_Set task:_
Copy each line below that includes "source".

== Data supplied

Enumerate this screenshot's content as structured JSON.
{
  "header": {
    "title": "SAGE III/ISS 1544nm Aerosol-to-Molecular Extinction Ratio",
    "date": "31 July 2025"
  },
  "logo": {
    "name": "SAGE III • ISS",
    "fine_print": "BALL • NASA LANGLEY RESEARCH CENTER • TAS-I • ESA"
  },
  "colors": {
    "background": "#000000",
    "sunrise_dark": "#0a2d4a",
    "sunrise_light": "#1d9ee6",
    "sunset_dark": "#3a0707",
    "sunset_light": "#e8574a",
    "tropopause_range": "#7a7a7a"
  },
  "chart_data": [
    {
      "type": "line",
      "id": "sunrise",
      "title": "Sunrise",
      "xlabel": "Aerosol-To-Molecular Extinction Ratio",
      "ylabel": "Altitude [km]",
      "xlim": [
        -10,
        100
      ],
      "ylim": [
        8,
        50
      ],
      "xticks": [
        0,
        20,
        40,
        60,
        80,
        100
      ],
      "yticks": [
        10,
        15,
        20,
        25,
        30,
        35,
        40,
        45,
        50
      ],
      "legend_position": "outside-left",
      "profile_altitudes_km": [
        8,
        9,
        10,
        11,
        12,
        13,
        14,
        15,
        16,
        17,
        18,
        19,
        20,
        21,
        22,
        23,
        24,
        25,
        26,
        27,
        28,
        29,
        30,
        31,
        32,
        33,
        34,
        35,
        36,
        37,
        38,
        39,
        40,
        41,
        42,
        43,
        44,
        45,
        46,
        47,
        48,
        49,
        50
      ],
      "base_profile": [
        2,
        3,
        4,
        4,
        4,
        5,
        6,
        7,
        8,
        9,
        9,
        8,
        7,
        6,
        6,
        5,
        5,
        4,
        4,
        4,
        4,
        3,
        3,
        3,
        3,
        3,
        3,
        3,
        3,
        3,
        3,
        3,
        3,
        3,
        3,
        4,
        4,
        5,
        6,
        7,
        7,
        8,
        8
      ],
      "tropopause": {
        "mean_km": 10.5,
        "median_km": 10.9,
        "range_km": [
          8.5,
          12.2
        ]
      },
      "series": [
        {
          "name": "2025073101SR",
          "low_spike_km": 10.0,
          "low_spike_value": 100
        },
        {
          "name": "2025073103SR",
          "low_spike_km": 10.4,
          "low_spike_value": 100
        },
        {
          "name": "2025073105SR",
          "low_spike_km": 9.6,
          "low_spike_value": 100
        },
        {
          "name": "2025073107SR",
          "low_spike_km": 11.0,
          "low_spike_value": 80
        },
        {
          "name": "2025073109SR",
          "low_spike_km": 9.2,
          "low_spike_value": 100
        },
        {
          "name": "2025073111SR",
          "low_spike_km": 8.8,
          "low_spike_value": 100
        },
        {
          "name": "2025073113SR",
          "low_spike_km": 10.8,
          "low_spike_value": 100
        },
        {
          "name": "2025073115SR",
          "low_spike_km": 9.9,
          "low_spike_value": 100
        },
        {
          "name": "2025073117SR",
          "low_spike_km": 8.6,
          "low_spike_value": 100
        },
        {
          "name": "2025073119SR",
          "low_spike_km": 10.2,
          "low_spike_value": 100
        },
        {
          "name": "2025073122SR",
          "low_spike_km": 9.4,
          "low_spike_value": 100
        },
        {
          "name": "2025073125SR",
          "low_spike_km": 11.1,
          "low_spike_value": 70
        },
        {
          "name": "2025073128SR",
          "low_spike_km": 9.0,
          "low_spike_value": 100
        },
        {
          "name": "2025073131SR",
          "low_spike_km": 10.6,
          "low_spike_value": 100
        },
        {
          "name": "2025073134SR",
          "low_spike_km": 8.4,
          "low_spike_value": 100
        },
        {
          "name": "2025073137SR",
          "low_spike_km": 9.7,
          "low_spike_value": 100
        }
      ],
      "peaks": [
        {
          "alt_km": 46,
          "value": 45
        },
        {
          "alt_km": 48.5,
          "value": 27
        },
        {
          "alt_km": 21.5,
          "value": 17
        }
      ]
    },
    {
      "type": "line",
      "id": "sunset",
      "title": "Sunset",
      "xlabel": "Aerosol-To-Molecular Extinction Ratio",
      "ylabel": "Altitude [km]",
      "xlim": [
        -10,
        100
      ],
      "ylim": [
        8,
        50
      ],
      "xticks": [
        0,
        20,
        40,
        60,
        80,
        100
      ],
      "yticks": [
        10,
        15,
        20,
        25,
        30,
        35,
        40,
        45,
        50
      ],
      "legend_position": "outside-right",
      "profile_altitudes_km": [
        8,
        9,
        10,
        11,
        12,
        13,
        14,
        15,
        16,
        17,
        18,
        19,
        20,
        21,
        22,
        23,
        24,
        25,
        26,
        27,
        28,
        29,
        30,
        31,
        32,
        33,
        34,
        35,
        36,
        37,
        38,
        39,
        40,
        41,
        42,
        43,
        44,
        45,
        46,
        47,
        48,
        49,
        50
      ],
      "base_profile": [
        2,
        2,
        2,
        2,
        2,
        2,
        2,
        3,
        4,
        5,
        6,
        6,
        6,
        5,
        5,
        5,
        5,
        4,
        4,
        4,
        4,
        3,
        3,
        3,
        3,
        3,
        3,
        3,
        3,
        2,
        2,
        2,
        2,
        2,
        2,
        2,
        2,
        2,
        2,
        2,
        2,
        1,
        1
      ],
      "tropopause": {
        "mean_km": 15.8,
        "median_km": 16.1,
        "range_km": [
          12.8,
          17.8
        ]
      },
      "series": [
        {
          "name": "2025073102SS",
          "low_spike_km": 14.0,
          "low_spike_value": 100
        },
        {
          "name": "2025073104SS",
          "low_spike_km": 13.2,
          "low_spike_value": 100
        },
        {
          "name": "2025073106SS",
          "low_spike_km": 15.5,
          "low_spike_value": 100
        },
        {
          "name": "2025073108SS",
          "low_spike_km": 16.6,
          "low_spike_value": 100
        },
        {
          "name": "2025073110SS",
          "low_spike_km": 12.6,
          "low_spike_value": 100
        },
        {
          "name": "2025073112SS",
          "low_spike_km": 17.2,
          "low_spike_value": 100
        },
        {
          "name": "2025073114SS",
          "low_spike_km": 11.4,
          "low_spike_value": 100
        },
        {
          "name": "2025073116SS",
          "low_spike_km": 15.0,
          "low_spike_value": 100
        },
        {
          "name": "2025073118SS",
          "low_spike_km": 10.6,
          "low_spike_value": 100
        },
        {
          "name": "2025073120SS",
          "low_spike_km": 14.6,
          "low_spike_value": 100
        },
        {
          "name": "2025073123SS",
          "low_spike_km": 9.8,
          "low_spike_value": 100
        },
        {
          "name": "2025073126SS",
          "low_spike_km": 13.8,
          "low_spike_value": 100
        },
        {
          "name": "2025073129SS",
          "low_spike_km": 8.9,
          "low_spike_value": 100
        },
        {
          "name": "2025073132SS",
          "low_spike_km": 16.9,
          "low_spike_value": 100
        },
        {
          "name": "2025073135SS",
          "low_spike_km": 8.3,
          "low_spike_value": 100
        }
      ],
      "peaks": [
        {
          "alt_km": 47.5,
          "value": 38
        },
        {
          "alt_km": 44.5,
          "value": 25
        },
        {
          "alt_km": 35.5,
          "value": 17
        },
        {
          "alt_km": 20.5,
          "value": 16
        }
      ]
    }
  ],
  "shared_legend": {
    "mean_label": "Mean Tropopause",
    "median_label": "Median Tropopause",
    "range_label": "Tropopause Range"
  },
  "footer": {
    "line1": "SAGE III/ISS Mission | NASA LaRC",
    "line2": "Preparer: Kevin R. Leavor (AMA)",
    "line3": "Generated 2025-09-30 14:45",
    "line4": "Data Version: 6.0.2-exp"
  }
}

====
== Data supplied

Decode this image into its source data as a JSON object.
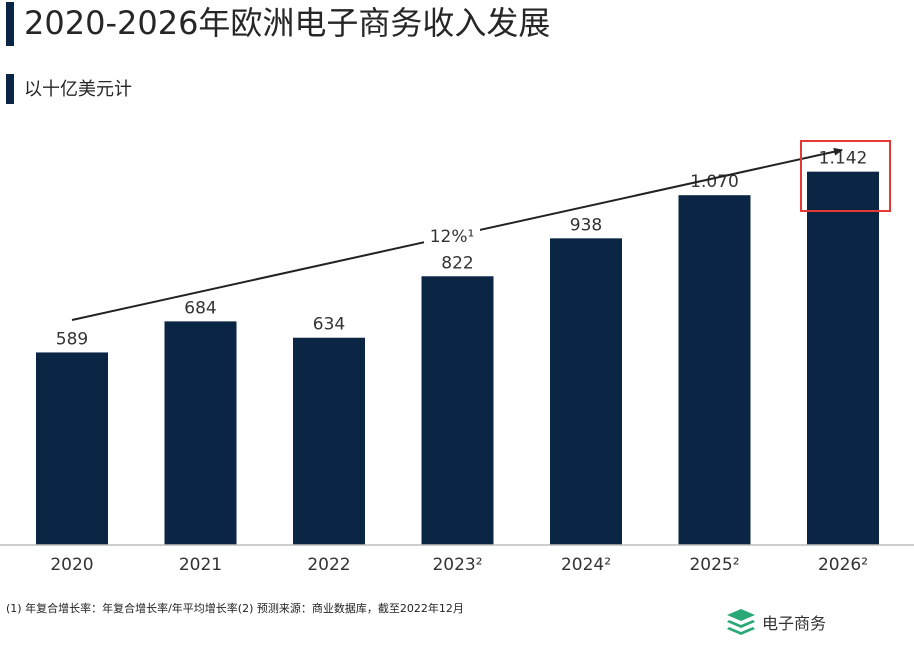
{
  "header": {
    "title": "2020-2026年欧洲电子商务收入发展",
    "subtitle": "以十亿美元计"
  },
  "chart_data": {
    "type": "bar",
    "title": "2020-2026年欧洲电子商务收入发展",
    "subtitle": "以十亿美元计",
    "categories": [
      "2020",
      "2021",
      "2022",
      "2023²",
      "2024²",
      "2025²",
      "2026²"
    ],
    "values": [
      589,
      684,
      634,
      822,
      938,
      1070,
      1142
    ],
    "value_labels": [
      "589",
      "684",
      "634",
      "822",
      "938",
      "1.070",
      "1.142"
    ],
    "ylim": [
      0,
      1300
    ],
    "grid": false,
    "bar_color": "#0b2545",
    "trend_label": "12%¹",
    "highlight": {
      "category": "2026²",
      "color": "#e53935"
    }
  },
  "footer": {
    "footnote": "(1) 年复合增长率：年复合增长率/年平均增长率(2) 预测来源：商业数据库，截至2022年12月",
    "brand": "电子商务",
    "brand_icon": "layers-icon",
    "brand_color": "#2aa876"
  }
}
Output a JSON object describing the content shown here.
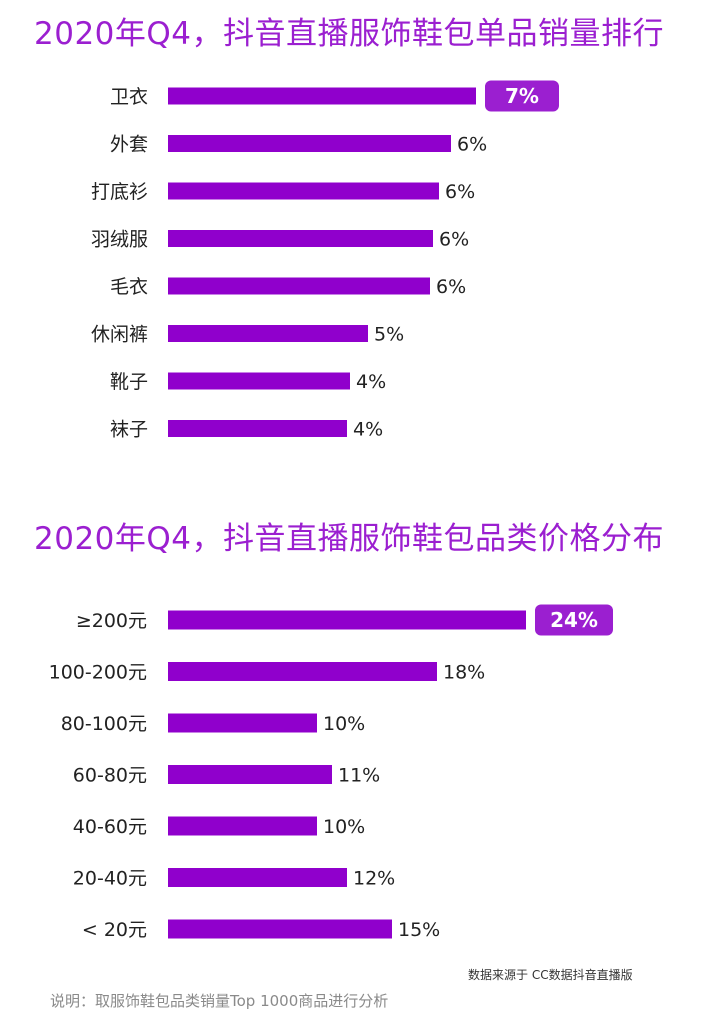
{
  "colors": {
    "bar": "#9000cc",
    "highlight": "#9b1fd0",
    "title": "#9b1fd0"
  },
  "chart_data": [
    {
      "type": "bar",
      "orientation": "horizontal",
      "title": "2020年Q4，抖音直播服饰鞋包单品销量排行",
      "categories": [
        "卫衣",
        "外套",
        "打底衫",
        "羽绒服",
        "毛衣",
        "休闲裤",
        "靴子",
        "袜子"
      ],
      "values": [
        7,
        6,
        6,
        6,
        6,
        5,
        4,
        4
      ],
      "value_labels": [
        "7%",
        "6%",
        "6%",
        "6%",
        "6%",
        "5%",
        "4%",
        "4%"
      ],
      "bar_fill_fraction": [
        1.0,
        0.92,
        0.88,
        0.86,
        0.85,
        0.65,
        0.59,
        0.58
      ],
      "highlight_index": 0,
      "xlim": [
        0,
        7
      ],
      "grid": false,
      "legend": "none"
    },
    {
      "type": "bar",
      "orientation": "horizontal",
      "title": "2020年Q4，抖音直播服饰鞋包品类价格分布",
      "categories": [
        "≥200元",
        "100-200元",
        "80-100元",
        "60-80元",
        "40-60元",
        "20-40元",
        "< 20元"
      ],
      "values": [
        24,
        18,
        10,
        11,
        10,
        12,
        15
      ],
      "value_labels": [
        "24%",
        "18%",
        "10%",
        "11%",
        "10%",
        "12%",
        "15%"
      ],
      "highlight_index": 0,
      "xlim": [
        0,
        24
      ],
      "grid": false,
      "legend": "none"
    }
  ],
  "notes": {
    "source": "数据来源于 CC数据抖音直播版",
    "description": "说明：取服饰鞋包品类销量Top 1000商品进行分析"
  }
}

====

_Task solution:_
Decode this image into its source data as a JSON object.
    "source": "数据来源于 CC数据抖音直播版",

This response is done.